» **EXERCISE**:
Extract all lines that hold "fabricante" from the records below.
════
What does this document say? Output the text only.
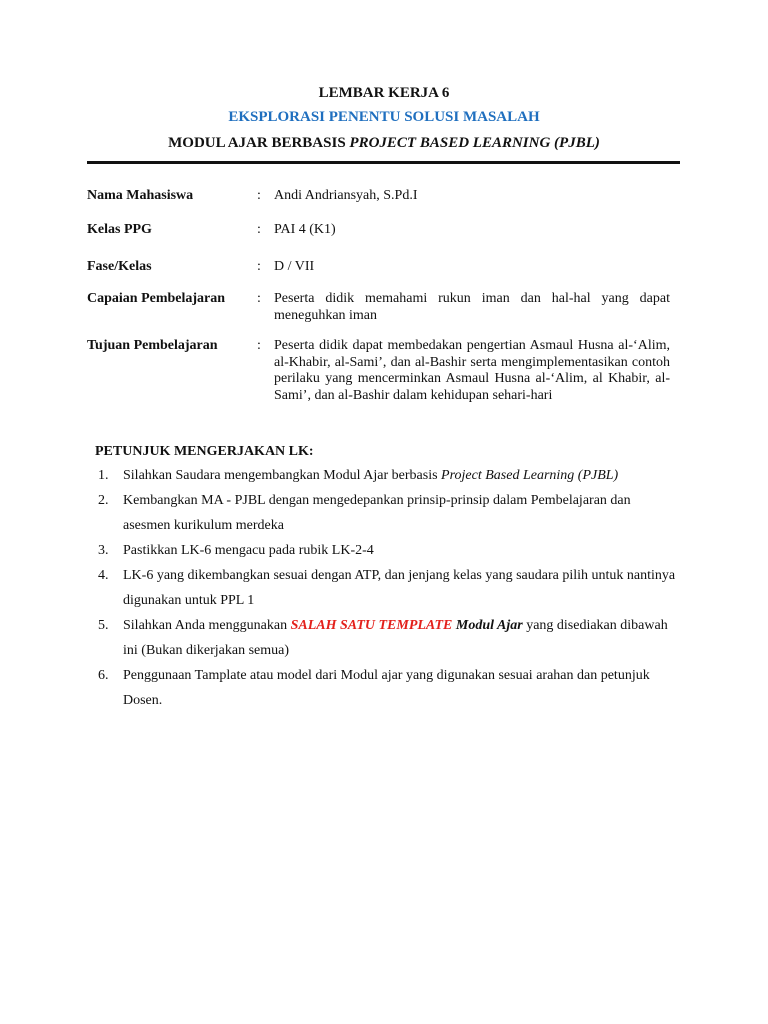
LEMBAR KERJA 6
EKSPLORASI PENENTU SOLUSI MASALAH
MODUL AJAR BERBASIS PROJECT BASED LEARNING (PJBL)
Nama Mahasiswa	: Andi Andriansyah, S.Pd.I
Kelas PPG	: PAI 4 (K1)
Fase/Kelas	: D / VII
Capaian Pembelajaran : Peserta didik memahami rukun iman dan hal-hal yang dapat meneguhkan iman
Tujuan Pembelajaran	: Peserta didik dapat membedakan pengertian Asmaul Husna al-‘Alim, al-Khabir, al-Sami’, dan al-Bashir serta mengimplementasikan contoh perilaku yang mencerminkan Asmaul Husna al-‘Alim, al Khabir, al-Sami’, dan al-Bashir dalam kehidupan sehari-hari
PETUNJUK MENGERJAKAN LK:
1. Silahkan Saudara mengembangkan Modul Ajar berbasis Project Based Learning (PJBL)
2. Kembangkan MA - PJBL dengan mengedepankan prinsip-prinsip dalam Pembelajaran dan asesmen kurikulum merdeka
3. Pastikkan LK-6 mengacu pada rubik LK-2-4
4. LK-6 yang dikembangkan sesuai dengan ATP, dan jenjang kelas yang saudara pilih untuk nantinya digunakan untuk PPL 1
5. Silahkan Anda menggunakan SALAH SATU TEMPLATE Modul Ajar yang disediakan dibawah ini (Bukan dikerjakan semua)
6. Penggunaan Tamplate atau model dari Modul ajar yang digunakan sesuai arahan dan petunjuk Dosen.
════
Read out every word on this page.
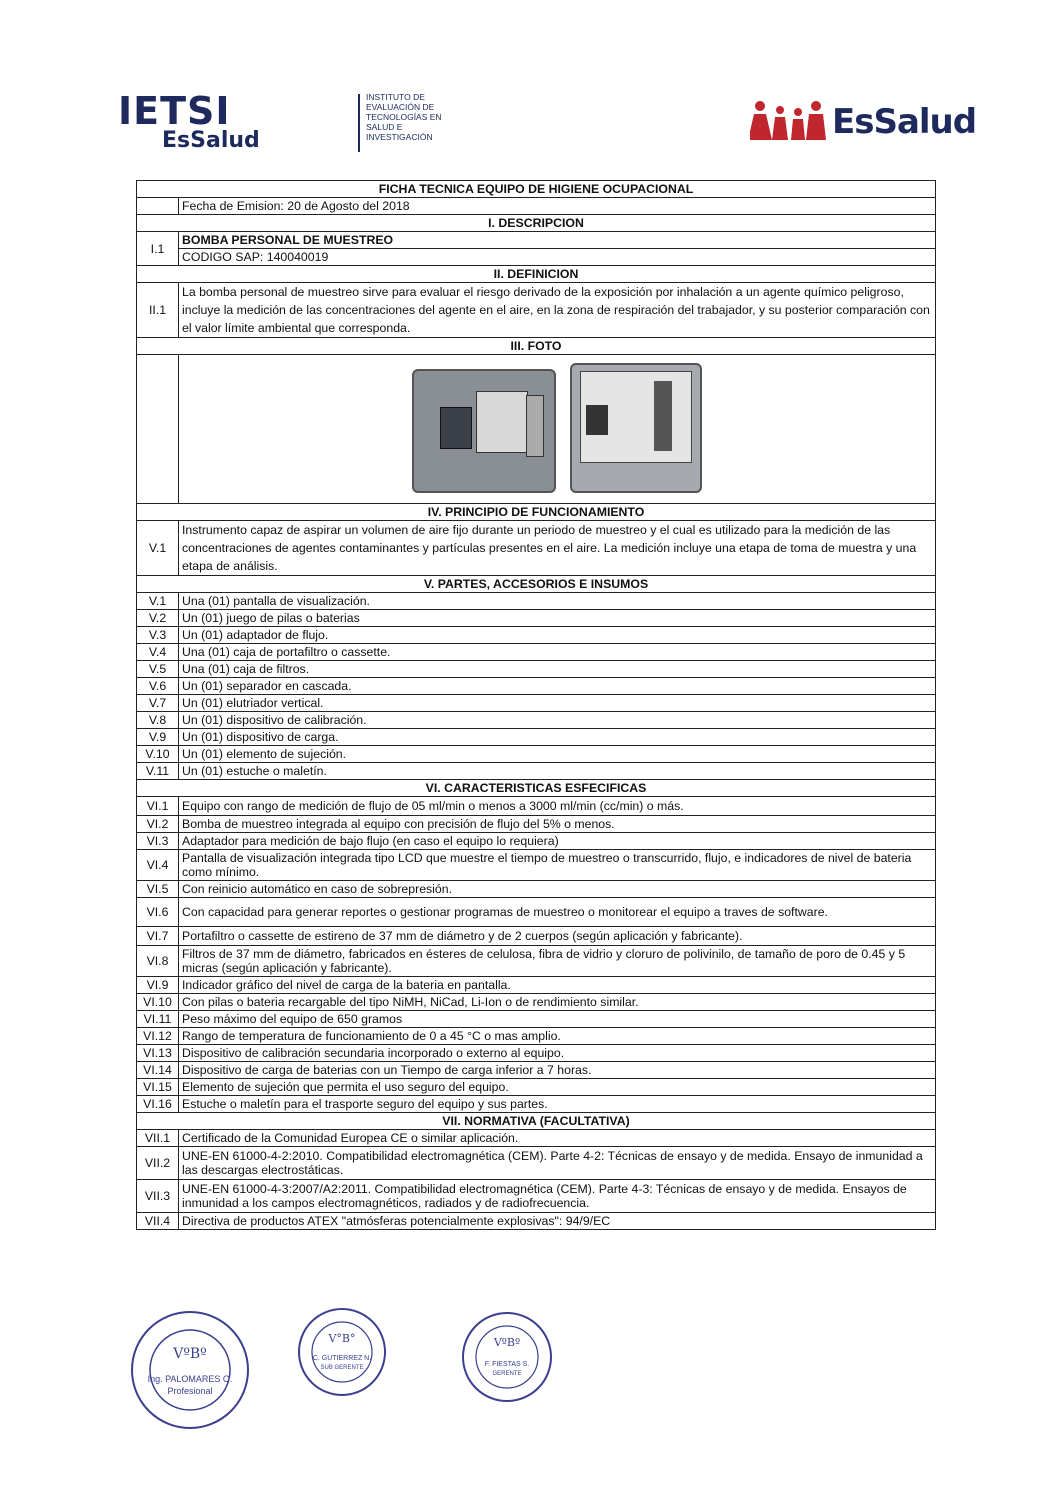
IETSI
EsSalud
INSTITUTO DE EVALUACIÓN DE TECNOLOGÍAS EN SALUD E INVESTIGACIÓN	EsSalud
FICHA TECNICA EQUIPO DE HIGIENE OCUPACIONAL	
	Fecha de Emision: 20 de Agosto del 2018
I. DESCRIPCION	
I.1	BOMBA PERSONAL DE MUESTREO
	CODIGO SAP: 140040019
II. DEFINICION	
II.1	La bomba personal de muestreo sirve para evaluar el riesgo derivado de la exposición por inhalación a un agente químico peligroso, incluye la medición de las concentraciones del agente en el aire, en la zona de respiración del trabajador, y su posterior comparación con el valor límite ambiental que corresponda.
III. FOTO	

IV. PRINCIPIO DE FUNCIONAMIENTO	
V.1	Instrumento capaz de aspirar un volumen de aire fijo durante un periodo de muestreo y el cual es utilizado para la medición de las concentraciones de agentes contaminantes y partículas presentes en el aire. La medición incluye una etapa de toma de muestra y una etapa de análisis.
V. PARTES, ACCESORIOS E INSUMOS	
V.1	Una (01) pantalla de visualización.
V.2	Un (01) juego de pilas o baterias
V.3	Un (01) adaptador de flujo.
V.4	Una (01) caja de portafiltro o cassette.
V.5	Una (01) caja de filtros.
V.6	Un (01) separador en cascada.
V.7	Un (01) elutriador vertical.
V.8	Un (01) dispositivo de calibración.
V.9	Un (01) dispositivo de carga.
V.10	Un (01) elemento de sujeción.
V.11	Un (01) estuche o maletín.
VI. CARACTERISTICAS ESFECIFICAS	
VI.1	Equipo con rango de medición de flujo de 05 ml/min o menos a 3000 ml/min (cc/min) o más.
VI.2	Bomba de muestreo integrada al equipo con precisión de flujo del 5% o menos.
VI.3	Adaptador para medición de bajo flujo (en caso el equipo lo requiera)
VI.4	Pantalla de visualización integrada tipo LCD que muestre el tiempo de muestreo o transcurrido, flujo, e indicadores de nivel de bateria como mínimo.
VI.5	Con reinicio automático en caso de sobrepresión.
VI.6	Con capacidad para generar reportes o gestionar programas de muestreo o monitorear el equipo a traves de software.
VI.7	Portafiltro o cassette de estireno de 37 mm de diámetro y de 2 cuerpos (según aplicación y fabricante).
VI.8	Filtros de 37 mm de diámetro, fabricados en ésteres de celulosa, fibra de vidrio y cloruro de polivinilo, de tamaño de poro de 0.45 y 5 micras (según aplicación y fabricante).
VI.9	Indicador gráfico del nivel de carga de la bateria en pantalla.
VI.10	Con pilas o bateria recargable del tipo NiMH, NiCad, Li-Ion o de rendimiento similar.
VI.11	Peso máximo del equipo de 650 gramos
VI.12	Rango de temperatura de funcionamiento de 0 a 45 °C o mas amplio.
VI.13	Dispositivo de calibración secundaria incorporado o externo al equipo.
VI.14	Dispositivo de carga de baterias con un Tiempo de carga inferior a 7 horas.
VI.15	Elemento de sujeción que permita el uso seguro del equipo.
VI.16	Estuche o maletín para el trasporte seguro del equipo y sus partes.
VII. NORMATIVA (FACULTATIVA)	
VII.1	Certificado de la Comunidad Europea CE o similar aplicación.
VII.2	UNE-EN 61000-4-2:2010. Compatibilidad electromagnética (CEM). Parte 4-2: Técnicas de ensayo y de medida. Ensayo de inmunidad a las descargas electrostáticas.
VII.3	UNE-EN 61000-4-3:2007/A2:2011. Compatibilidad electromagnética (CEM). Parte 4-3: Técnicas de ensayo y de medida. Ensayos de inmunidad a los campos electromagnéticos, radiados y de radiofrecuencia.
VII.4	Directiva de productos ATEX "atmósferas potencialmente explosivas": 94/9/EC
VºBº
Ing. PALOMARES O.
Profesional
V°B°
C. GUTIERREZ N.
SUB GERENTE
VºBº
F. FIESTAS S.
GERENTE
════
» **COMPLETED EXERCISE**:
VI.7	Portafiltro o cassette de estireno de 37 mm de diámetro y de 2 cuerpos (según aplicación y fabricante).
VI.8	Filtros de 37 mm de diámetro, fabricados en ésteres de celulosa, fibra de vidrio y cloruro de polivinilo, de tamaño de poro de 0.45 y 5 micras (según aplicación y fabricante).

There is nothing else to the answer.